### THE REQUEST
Print the data that follows exactly.

### DATA RECORDS

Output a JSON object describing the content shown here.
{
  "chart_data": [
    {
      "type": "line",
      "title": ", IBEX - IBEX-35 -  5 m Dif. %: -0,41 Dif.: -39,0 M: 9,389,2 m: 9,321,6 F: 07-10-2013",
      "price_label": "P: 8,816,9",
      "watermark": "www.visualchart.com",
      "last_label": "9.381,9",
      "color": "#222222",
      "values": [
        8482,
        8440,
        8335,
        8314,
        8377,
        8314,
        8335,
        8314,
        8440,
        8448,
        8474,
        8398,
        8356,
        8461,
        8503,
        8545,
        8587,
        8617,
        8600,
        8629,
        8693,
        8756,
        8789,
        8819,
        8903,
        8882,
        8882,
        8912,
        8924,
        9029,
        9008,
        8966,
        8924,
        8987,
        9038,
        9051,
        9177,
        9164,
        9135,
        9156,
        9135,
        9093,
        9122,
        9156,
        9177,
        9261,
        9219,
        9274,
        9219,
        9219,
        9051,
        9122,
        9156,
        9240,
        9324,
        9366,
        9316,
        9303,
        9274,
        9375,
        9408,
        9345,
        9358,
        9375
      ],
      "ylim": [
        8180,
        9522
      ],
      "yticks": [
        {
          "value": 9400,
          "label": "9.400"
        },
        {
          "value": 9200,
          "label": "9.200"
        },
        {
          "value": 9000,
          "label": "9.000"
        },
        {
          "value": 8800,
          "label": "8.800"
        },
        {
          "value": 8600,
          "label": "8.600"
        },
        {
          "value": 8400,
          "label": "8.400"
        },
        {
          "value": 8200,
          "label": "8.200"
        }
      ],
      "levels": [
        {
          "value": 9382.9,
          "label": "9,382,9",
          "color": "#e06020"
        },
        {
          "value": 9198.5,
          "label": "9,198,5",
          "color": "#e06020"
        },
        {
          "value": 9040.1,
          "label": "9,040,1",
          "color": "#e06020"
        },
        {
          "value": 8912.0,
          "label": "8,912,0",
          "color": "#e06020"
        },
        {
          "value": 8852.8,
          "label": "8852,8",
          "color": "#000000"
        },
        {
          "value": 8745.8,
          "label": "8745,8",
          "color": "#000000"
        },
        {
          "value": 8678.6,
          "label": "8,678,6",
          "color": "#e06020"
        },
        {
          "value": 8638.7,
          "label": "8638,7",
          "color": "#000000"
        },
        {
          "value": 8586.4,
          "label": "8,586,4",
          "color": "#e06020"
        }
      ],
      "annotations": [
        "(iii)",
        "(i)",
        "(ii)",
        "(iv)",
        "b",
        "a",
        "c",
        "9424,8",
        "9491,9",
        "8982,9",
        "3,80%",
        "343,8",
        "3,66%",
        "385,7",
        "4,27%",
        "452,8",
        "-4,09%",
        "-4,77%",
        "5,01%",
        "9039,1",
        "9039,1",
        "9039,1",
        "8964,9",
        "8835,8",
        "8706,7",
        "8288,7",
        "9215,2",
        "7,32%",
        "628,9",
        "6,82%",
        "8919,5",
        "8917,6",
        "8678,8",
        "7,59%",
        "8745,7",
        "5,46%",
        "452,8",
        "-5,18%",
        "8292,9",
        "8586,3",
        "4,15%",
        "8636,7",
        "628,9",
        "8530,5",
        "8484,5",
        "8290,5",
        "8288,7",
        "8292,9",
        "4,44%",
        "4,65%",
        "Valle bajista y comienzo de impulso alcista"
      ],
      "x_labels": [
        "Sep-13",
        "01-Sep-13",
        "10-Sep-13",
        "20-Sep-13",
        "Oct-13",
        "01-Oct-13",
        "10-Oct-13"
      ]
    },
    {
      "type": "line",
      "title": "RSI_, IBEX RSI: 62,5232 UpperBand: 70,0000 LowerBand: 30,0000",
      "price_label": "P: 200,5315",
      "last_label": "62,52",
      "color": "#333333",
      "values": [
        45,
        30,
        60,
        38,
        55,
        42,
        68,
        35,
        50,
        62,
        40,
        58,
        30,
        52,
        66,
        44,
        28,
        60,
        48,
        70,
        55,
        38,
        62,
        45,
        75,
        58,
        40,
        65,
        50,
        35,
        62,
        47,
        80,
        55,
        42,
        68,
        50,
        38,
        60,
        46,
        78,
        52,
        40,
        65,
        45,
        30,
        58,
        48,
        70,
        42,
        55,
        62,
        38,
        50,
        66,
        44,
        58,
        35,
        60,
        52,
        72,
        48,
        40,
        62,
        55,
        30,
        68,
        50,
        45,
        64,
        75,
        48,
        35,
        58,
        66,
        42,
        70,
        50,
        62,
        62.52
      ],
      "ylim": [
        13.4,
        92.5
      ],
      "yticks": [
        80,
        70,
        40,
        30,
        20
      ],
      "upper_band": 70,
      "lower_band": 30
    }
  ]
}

### ANSWER TO THIS TASK
Output a JSON object describing the content shown here.
{
  "chart_data": [
    {
      "type": "line",
      "title": ", IBEX - IBEX-35 -  5 m Dif. %: -0,41 Dif.: -39,0 M: 9,389,2 m: 9,321,6 F: 07-10-2013",
      "price_label": "P: 8,816,9",
      "watermark": "www.visualchart.com",
      "last_label": "9.381,9",
      "color": "#222222",
      "values": [
        8482,
        8440,
        8335,
        8314,
        8377,
        8314,
        8335,
        8314,
        8440,
        8448,
        8474,
        8398,
        8356,
        8461,
        8503,
        8545,
        8587,
        8617,
        8600,
        8629,
        8693,
        8756,
        8789,
        8819,
        8903,
        8882,
        8882,
        8912,
        8924,
        9029,
        9008,
        8966,
        8924,
        8987,
        9038,
        9051,
        9177,
        9164,
        9135,
        9156,
        9135,
        9093,
        9122,
        9156,
        9177,
        9261,
        9219,
        9274,
        9219,
        9219,
        9051,
        9122,
        9156,
        9240,
        9324,
        9366,
        9316,
        9303,
        9274,
        9375,
        9408,
        9345,
        9358,
        9375
      ],
      "ylim": [
        8180,
        9522
      ],
      "yticks": [
        {
          "value": 9400,
          "label": "9.400"
        },
        {
          "value": 9200,
          "label": "9.200"
        },
        {
          "value": 9000,
          "label": "9.000"
        },
        {
          "value": 8800,
          "label": "8.800"
        },
        {
          "value": 8600,
          "label": "8.600"
        },
        {
          "value": 8400,
          "label": "8.400"
        },
        {
          "value": 8200,
          "label": "8.200"
        }
      ],
      "levels": [
        {
          "value": 9382.9,
          "label": "9,382,9",
          "color": "#e06020"
        },
        {
          "value": 9198.5,
          "label": "9,198,5",
          "color": "#e06020"
        },
        {
          "value": 9040.1,
          "label": "9,040,1",
          "color": "#e06020"
        },
        {
          "value": 8912.0,
          "label": "8,912,0",
          "color": "#e06020"
        },
        {
          "value": 8852.8,
          "label": "8852,8",
          "color": "#000000"
        },
        {
          "value": 8745.8,
          "label": "8745,8",
          "color": "#000000"
        },
        {
          "value": 8678.6,
          "label": "8,678,6",
          "color": "#e06020"
        },
        {
          "value": 8638.7,
          "label": "8638,7",
          "color": "#000000"
        },
        {
          "value": 8586.4,
          "label": "8,586,4",
          "color": "#e06020"
        }
      ],
      "annotations": [
        "(iii)",
        "(i)",
        "(ii)",
        "(iv)",
        "b",
        "a",
        "c",
        "9424,8",
        "9491,9",
        "8982,9",
        "3,80%",
        "343,8",
        "3,66%",
        "385,7",
        "4,27%",
        "452,8",
        "-4,09%",
        "-4,77%",
        "5,01%",
        "9039,1",
        "9039,1",
        "9039,1",
        "8964,9",
        "8835,8",
        "8706,7",
        "8288,7",
        "9215,2",
        "7,32%",
        "628,9",
        "6,82%",
        "8919,5",
        "8917,6",
        "8678,8",
        "7,59%",
        "8745,7",
        "5,46%",
        "452,8",
        "-5,18%",
        "8292,9",
        "8586,3",
        "4,15%",
        "8636,7",
        "628,9",
        "8530,5",
        "8484,5",
        "8290,5",
        "8288,7",
        "8292,9",
        "4,44%",
        "4,65%",
        "Valle bajista y comienzo de impulso alcista"
      ],
      "x_labels": [
        "Sep-13",
        "01-Sep-13",
        "10-Sep-13",
        "20-Sep-13",
        "Oct-13",
        "01-Oct-13",
        "10-Oct-13"
      ]
    },
    {
      "type": "line",
      "title": "RSI_, IBEX RSI: 62,5232 UpperBand: 70,0000 LowerBand: 30,0000",
      "price_label": "P: 200,5315",
      "last_label": "62,52",
      "color": "#333333",
      "values": [
        45,
        30,
        60,
        38,
        55,
        42,
        68,
        35,
        50,
        62,
        40,
        58,
        30,
        52,
        66,
        44,
        28,
        60,
        48,
        70,
        55,
        38,
        62,
        45,
        75,
        58,
        40,
        65,
        50,
        35,
        62,
        47,
        80,
        55,
        42,
        68,
        50,
        38,
        60,
        46,
        78,
        52,
        40,
        65,
        45,
        30,
        58,
        48,
        70,
        42,
        55,
        62,
        38,
        50,
        66,
        44,
        58,
        35,
        60,
        52,
        72,
        48,
        40,
        62,
        55,
        30,
        68,
        50,
        45,
        64,
        75,
        48,
        35,
        58,
        66,
        42,
        70,
        50,
        62,
        62.52
      ],
      "ylim": [
        13.4,
        92.5
      ],
      "yticks": [
        80,
        70,
        40,
        30,
        20
      ],
      "upper_band": 70,
      "lower_band": 30
    }
  ]
}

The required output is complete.